EXERCISE:
In the material below, find each line holding the string "accepted" and copy it.

(Dataset entries)
* * *

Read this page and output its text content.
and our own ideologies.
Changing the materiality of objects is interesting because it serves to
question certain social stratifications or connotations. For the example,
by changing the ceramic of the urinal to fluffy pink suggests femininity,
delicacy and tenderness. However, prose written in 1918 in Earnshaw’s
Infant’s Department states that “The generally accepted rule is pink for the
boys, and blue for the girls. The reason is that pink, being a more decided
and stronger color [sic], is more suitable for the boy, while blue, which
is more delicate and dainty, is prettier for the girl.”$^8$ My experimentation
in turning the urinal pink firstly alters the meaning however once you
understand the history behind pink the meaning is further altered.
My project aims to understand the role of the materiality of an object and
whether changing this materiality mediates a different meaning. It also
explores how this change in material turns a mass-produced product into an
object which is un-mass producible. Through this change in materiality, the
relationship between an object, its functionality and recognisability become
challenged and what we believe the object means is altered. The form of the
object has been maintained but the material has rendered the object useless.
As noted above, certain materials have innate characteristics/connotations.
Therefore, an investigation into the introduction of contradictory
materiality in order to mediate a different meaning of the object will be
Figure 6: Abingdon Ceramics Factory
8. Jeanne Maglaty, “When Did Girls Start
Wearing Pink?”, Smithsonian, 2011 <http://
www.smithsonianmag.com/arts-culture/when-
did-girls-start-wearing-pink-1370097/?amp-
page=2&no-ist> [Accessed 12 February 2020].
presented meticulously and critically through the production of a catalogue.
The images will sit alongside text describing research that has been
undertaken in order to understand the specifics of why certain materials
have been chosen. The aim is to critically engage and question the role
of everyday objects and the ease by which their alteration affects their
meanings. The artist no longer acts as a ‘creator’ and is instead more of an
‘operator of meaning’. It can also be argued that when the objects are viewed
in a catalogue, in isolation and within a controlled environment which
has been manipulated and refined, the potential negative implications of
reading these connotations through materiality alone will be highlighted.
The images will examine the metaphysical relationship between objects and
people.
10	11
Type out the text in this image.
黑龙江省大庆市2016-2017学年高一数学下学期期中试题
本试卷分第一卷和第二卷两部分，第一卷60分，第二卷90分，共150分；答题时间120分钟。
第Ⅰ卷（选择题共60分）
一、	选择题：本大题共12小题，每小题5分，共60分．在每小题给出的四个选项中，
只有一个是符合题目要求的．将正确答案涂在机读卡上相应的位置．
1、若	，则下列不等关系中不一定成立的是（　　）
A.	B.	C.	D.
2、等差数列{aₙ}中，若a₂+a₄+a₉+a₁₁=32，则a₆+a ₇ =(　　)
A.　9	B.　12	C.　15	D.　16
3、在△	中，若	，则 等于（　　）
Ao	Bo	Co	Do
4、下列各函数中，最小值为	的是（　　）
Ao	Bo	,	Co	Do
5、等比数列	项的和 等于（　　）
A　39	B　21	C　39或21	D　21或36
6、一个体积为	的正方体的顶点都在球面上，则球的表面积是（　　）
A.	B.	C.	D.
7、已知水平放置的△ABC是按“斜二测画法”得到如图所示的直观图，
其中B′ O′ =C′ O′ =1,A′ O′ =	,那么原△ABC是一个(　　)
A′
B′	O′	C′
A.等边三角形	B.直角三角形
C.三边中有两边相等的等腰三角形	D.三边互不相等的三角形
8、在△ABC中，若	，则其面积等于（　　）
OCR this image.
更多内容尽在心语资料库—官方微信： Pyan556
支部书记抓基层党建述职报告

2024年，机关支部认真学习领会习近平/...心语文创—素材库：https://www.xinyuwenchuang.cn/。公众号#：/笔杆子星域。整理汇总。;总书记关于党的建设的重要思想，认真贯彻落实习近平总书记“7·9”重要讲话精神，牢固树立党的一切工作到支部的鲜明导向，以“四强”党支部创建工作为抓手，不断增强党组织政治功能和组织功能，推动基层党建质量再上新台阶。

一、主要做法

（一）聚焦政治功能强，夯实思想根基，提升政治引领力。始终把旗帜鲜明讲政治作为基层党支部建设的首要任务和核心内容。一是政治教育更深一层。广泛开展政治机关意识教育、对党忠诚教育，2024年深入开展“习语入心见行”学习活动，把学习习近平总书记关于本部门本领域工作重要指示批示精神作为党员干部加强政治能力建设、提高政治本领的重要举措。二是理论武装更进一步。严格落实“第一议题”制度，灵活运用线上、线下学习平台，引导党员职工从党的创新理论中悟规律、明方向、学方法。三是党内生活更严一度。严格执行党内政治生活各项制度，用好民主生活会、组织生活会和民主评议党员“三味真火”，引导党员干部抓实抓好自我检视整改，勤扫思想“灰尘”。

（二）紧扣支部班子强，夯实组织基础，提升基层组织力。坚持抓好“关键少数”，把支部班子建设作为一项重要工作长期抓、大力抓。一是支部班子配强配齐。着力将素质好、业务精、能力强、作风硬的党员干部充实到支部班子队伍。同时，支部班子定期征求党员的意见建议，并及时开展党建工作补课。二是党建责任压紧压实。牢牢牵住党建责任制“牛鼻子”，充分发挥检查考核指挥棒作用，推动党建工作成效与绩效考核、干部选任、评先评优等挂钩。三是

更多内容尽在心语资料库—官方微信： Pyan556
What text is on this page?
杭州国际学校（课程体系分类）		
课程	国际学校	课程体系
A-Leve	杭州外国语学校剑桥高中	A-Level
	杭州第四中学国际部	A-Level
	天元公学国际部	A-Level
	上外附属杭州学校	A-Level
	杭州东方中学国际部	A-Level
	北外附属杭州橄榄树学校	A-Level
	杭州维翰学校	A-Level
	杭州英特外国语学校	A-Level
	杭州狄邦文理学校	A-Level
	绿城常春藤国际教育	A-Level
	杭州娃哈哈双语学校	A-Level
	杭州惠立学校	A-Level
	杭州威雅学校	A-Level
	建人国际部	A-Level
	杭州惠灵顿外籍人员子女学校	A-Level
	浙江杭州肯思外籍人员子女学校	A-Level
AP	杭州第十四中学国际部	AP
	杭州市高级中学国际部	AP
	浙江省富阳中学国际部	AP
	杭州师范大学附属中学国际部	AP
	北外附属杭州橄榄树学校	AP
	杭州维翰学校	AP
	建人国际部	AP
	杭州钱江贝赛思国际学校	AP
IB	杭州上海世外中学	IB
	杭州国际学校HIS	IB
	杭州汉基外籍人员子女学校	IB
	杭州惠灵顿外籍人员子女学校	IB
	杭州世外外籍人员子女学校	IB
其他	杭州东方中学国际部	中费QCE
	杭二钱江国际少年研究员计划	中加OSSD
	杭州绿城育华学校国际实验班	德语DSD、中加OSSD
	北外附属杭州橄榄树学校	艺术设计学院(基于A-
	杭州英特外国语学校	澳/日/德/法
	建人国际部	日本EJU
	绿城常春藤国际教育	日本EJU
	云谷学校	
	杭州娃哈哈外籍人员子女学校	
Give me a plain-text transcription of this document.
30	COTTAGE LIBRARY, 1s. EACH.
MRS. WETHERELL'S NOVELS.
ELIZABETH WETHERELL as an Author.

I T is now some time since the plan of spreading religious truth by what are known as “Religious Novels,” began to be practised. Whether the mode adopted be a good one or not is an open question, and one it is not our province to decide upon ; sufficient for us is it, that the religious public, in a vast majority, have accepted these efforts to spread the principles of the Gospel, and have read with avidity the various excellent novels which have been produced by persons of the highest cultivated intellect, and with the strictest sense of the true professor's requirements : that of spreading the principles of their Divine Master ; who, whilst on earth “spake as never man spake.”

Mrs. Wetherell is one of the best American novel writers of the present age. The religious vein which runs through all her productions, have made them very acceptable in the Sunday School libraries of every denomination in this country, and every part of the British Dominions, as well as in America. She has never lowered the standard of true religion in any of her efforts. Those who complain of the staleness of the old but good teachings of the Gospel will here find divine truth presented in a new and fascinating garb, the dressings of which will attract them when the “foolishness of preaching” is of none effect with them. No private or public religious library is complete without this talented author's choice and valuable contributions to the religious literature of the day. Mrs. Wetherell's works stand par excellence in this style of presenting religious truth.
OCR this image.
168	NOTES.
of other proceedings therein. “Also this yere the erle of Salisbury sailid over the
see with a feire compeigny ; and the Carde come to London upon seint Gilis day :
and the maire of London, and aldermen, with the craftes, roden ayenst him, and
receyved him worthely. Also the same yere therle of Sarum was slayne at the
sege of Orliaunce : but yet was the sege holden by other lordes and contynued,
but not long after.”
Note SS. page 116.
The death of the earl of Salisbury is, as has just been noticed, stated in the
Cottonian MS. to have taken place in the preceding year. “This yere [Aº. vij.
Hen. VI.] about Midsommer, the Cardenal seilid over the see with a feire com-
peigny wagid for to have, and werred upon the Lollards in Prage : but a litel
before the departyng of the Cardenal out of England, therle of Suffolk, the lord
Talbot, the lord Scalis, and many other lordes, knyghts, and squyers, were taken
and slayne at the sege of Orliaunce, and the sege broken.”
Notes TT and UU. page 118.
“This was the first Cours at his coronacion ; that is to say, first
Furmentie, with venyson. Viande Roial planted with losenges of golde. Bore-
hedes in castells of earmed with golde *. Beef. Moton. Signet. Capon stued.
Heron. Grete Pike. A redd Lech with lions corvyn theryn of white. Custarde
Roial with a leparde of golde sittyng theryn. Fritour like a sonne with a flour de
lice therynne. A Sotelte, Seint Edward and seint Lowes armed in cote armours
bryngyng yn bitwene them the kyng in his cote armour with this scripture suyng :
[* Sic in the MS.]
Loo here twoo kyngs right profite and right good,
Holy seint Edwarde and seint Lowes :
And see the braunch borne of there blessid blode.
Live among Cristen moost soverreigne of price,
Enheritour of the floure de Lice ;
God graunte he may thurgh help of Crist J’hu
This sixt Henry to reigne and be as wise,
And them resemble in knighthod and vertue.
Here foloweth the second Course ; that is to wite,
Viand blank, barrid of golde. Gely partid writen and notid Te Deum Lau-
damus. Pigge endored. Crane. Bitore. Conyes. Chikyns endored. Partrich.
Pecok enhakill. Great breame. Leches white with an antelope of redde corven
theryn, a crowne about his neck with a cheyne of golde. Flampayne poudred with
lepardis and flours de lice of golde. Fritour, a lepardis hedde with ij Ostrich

* * *

COMPLETE OUTPUT:
Infant’s Department states that “The generally accepted rule is pink for the
I T is now some time since the plan of spreading religious truth by what are known as “Religious Novels,” began to be practised. Whether the mode adopted be a good one or not is an open question, and one it is not our province to decide upon ; sufficient for us is it, that the religious public, in a vast majority, have accepted these efforts to spread the principles of the Gospel, and have read with avidity the various excellent novels which have been produced by persons of the highest cultivated intellect, and with the strictest sense of the true professor's requirements : that of spreading the principles of their Divine Master ; who, whilst on earth “spake as never man spake.”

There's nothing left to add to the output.